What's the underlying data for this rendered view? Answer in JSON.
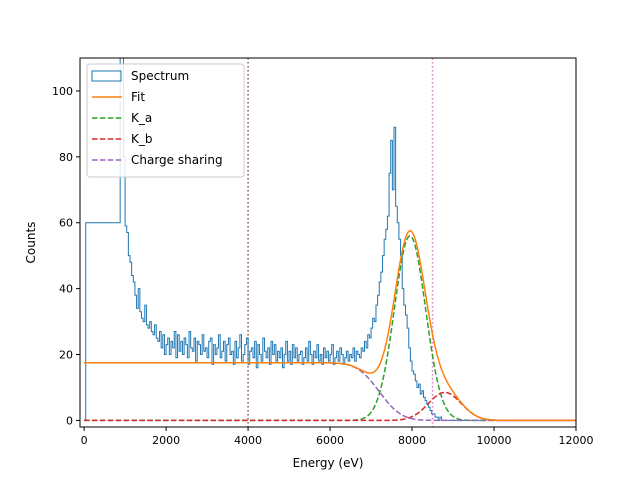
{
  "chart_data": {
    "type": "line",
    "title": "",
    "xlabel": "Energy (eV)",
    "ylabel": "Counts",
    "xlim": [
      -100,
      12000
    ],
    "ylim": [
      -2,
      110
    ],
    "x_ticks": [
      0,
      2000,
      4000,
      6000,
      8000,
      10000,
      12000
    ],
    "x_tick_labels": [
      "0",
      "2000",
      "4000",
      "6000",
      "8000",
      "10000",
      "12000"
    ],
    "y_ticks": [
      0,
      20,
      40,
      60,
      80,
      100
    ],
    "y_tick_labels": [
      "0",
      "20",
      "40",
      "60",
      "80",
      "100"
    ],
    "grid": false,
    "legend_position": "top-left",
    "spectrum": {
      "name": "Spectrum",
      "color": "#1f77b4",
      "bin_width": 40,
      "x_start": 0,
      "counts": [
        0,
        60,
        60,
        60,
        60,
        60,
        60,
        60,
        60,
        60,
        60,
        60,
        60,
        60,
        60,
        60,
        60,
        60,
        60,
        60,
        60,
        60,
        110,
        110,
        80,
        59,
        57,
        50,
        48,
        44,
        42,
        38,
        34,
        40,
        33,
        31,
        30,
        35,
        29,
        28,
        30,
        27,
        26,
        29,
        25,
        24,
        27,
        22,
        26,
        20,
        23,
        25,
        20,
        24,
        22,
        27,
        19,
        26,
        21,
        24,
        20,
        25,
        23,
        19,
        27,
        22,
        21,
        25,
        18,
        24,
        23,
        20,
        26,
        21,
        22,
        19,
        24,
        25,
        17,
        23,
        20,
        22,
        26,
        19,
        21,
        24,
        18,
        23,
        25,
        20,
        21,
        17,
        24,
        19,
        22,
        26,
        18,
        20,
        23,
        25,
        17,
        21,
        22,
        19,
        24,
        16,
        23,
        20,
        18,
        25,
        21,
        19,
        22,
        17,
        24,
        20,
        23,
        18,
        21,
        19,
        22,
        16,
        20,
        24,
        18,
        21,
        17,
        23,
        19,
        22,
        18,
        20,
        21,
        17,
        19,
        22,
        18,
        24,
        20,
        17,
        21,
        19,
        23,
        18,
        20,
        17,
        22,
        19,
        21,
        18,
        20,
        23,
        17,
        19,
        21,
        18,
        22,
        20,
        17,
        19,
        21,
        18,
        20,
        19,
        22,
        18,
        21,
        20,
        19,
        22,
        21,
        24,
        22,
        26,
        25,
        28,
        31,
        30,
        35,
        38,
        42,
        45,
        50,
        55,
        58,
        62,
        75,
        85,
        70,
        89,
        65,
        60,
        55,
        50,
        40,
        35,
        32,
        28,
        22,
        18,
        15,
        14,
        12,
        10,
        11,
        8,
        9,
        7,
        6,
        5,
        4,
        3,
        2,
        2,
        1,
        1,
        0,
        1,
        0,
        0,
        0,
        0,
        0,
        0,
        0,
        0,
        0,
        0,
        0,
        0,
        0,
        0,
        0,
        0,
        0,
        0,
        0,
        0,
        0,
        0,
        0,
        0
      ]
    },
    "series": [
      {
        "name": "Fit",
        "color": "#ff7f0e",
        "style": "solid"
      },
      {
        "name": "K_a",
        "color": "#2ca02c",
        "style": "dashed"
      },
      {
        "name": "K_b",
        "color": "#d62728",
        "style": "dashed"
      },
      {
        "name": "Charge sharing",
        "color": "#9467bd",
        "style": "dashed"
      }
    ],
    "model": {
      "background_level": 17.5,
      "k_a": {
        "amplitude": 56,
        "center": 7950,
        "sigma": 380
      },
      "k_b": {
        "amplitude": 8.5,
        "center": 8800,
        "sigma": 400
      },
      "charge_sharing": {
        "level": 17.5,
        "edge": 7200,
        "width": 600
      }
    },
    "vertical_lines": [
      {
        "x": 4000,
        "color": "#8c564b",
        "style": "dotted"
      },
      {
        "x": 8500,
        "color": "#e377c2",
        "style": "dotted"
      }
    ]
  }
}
_ _ _ _ _
Retype the listing exactly. Pictures do not belong in the copy.

__FULL ANSWER__:
What's the underlying data for this rendered view? Answer in JSON.
{
  "chart_data": {
    "type": "line",
    "title": "",
    "xlabel": "Energy (eV)",
    "ylabel": "Counts",
    "xlim": [
      -100,
      12000
    ],
    "ylim": [
      -2,
      110
    ],
    "x_ticks": [
      0,
      2000,
      4000,
      6000,
      8000,
      10000,
      12000
    ],
    "x_tick_labels": [
      "0",
      "2000",
      "4000",
      "6000",
      "8000",
      "10000",
      "12000"
    ],
    "y_ticks": [
      0,
      20,
      40,
      60,
      80,
      100
    ],
    "y_tick_labels": [
      "0",
      "20",
      "40",
      "60",
      "80",
      "100"
    ],
    "grid": false,
    "legend_position": "top-left",
    "spectrum": {
      "name": "Spectrum",
      "color": "#1f77b4",
      "bin_width": 40,
      "x_start": 0,
      "counts": [
        0,
        60,
        60,
        60,
        60,
        60,
        60,
        60,
        60,
        60,
        60,
        60,
        60,
        60,
        60,
        60,
        60,
        60,
        60,
        60,
        60,
        60,
        110,
        110,
        80,
        59,
        57,
        50,
        48,
        44,
        42,
        38,
        34,
        40,
        33,
        31,
        30,
        35,
        29,
        28,
        30,
        27,
        26,
        29,
        25,
        24,
        27,
        22,
        26,
        20,
        23,
        25,
        20,
        24,
        22,
        27,
        19,
        26,
        21,
        24,
        20,
        25,
        23,
        19,
        27,
        22,
        21,
        25,
        18,
        24,
        23,
        20,
        26,
        21,
        22,
        19,
        24,
        25,
        17,
        23,
        20,
        22,
        26,
        19,
        21,
        24,
        18,
        23,
        25,
        20,
        21,
        17,
        24,
        19,
        22,
        26,
        18,
        20,
        23,
        25,
        17,
        21,
        22,
        19,
        24,
        16,
        23,
        20,
        18,
        25,
        21,
        19,
        22,
        17,
        24,
        20,
        23,
        18,
        21,
        19,
        22,
        16,
        20,
        24,
        18,
        21,
        17,
        23,
        19,
        22,
        18,
        20,
        21,
        17,
        19,
        22,
        18,
        24,
        20,
        17,
        21,
        19,
        23,
        18,
        20,
        17,
        22,
        19,
        21,
        18,
        20,
        23,
        17,
        19,
        21,
        18,
        22,
        20,
        17,
        19,
        21,
        18,
        20,
        19,
        22,
        18,
        21,
        20,
        19,
        22,
        21,
        24,
        22,
        26,
        25,
        28,
        31,
        30,
        35,
        38,
        42,
        45,
        50,
        55,
        58,
        62,
        75,
        85,
        70,
        89,
        65,
        60,
        55,
        50,
        40,
        35,
        32,
        28,
        22,
        18,
        15,
        14,
        12,
        10,
        11,
        8,
        9,
        7,
        6,
        5,
        4,
        3,
        2,
        2,
        1,
        1,
        0,
        1,
        0,
        0,
        0,
        0,
        0,
        0,
        0,
        0,
        0,
        0,
        0,
        0,
        0,
        0,
        0,
        0,
        0,
        0,
        0,
        0,
        0,
        0,
        0,
        0
      ]
    },
    "series": [
      {
        "name": "Fit",
        "color": "#ff7f0e",
        "style": "solid"
      },
      {
        "name": "K_a",
        "color": "#2ca02c",
        "style": "dashed"
      },
      {
        "name": "K_b",
        "color": "#d62728",
        "style": "dashed"
      },
      {
        "name": "Charge sharing",
        "color": "#9467bd",
        "style": "dashed"
      }
    ],
    "model": {
      "background_level": 17.5,
      "k_a": {
        "amplitude": 56,
        "center": 7950,
        "sigma": 380
      },
      "k_b": {
        "amplitude": 8.5,
        "center": 8800,
        "sigma": 400
      },
      "charge_sharing": {
        "level": 17.5,
        "edge": 7200,
        "width": 600
      }
    },
    "vertical_lines": [
      {
        "x": 4000,
        "color": "#8c564b",
        "style": "dotted"
      },
      {
        "x": 8500,
        "color": "#e377c2",
        "style": "dotted"
      }
    ]
  }
}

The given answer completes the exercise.